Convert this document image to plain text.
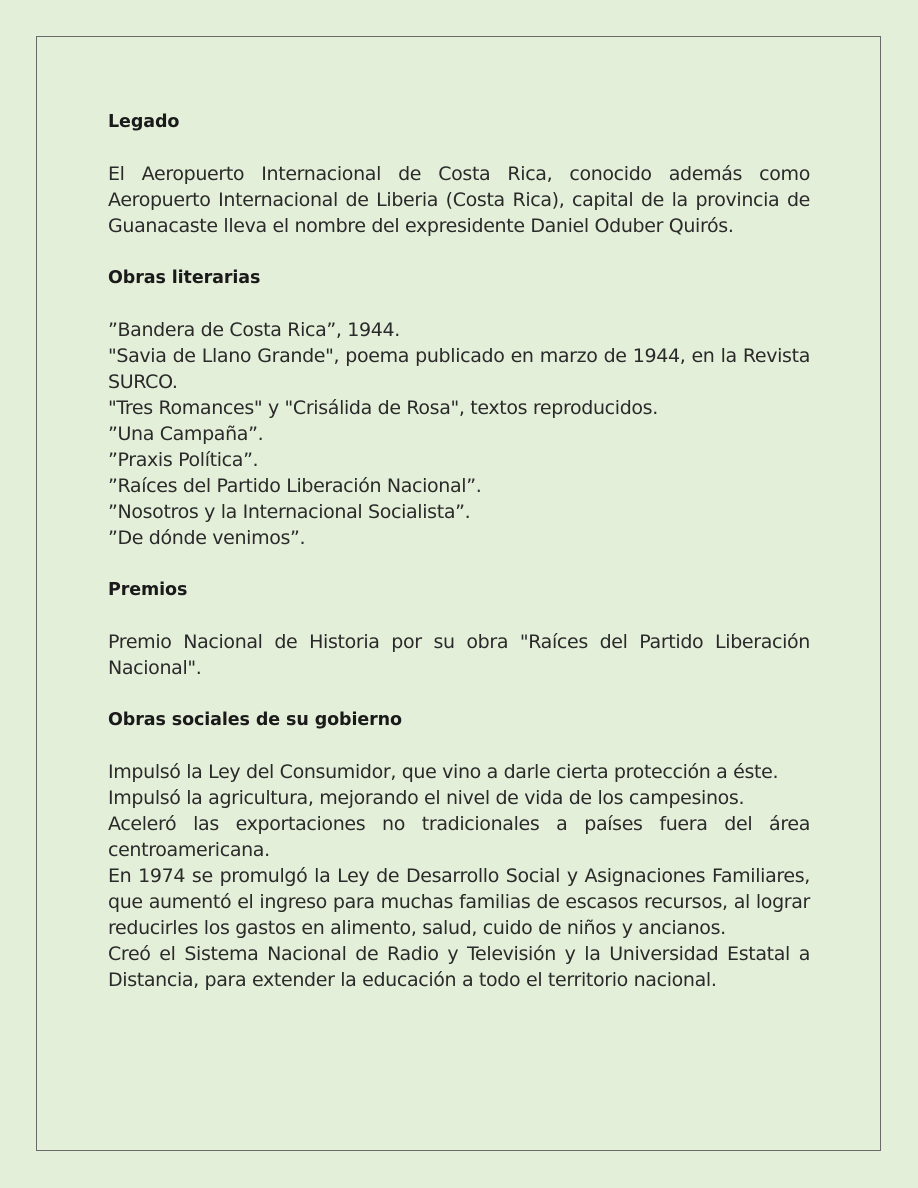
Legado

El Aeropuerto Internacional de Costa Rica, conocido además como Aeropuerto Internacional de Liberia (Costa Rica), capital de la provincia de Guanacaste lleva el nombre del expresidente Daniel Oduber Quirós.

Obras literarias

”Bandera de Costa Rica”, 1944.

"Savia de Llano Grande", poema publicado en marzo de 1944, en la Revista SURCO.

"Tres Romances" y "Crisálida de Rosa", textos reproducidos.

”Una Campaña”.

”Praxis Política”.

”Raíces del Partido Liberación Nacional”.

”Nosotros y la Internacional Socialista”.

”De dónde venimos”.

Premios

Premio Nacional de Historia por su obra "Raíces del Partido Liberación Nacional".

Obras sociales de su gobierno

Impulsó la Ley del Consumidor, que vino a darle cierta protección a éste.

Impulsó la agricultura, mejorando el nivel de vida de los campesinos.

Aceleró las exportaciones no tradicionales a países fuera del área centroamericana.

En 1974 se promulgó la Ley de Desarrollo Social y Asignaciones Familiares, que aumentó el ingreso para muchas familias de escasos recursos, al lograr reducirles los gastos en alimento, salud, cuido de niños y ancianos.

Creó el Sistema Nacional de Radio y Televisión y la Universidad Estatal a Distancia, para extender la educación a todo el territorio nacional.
=====
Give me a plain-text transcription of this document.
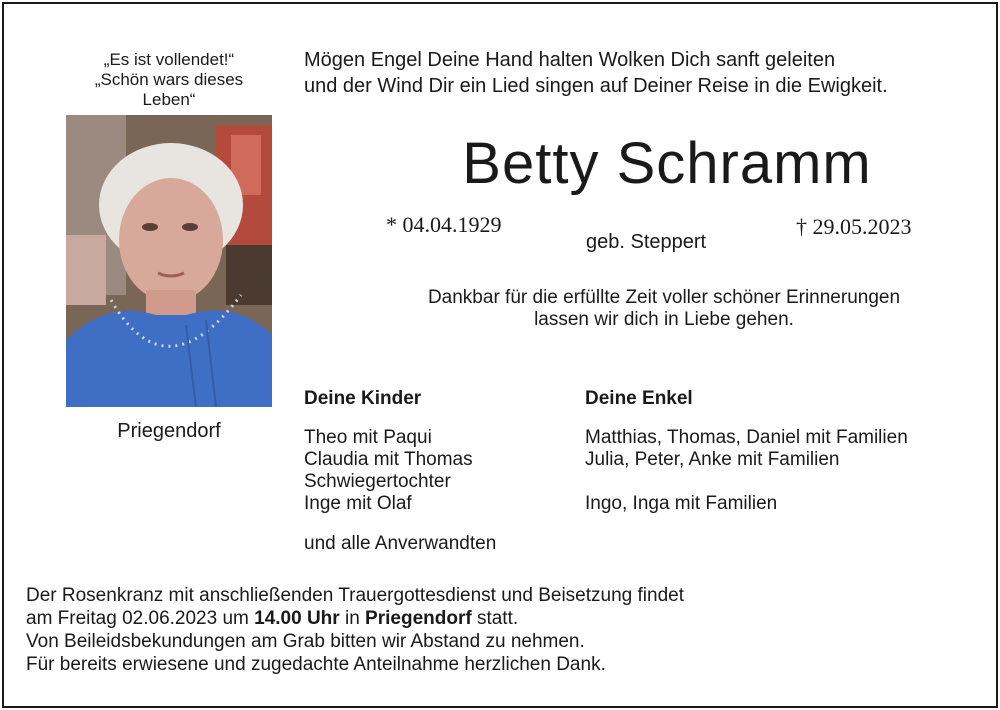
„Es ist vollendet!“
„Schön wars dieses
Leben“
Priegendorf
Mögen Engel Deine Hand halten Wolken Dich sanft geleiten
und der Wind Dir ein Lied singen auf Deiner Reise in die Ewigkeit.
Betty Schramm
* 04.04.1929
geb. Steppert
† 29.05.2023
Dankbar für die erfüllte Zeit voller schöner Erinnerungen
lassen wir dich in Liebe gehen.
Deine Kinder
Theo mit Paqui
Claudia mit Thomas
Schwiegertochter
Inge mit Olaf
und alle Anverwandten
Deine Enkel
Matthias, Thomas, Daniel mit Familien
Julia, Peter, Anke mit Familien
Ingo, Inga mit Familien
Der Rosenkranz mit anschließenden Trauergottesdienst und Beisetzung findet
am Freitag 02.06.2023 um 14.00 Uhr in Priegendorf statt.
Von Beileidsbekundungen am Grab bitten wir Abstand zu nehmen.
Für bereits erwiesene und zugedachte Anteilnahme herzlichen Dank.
=====
Objective: Only lines holding the string "Obras" are wanted; gather each one from the entries above.

The completed task:
Obras literarias
Obras sociales de su gobierno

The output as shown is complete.